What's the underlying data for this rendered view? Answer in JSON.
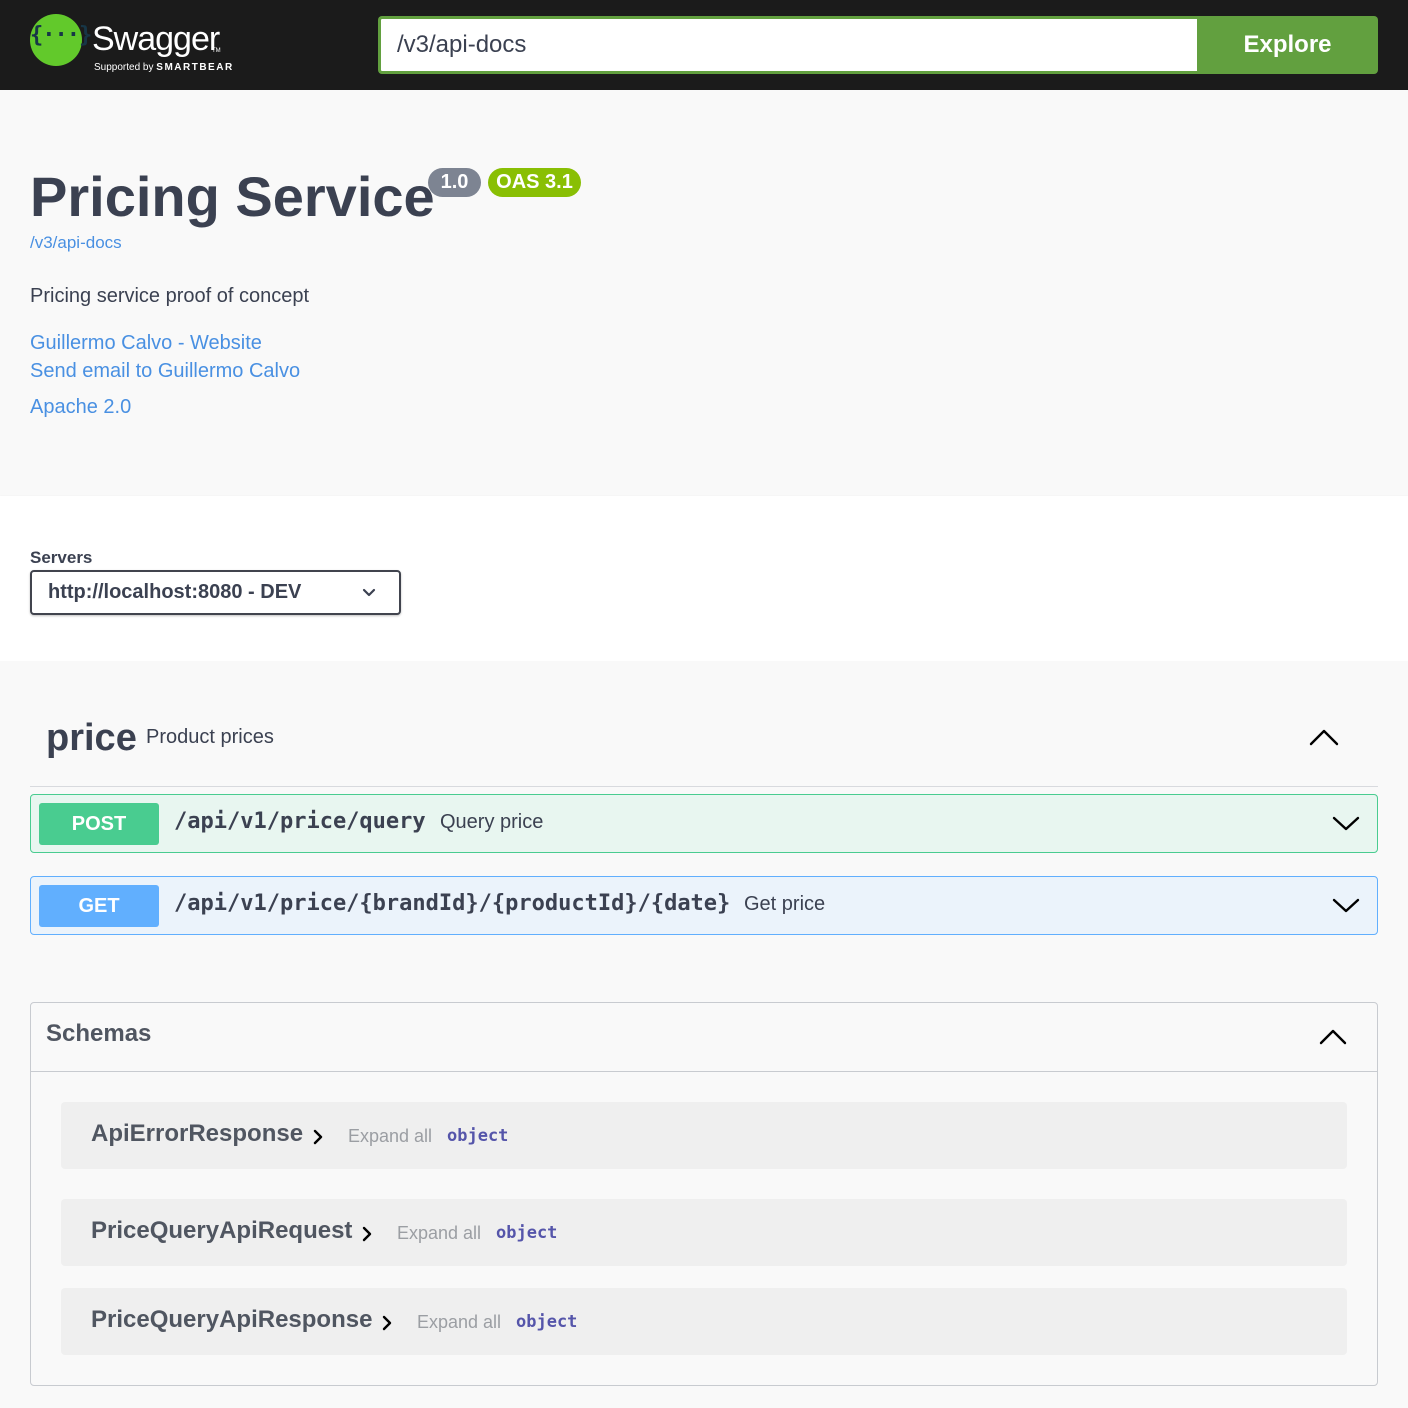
{
  "header": {
    "logo_name": "Swagger",
    "logo_tm": "TM",
    "logo_supported": "Supported by",
    "logo_company": "SMARTBEAR",
    "url_value": "/v3/api-docs",
    "explore_label": "Explore"
  },
  "info": {
    "title": "Pricing Service",
    "version": "1.0",
    "oas": "OAS 3.1",
    "spec_link": "/v3/api-docs",
    "description": "Pricing service proof of concept",
    "contact_website": "Guillermo Calvo - Website",
    "contact_email": "Send email to Guillermo Calvo",
    "license": "Apache 2.0"
  },
  "servers": {
    "label": "Servers",
    "selected": "http://localhost:8080 - DEV"
  },
  "tag": {
    "name": "price",
    "description": "Product prices"
  },
  "operations": [
    {
      "method": "POST",
      "path": "/api/v1/price/query",
      "summary": "Query price"
    },
    {
      "method": "GET",
      "path": "/api/v1/price/{brandId}/{productId}/{date}",
      "summary": "Get price"
    }
  ],
  "schemas": {
    "title": "Schemas",
    "models": [
      {
        "name": "ApiErrorResponse",
        "expand": "Expand all",
        "type": "object"
      },
      {
        "name": "PriceQueryApiRequest",
        "expand": "Expand all",
        "type": "object"
      },
      {
        "name": "PriceQueryApiResponse",
        "expand": "Expand all",
        "type": "object"
      }
    ]
  },
  "colors": {
    "topbar": "#1b1b1b",
    "brand_green": "#62a03f",
    "logo_green": "#62c92b",
    "link": "#4990e2",
    "post": "#49cc90",
    "get": "#61affe",
    "version_badge": "#7d8492",
    "oas_badge": "#89bf04"
  },
  "icons": [
    "swagger-logo-icon",
    "chevron-down-icon",
    "chevron-up-icon",
    "chevron-right-icon"
  ]
}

**PROBLEM DETAILS**:
Say how many lines in the records above hold "Guillermo", and give no other text.

**TASK RESULT**:
2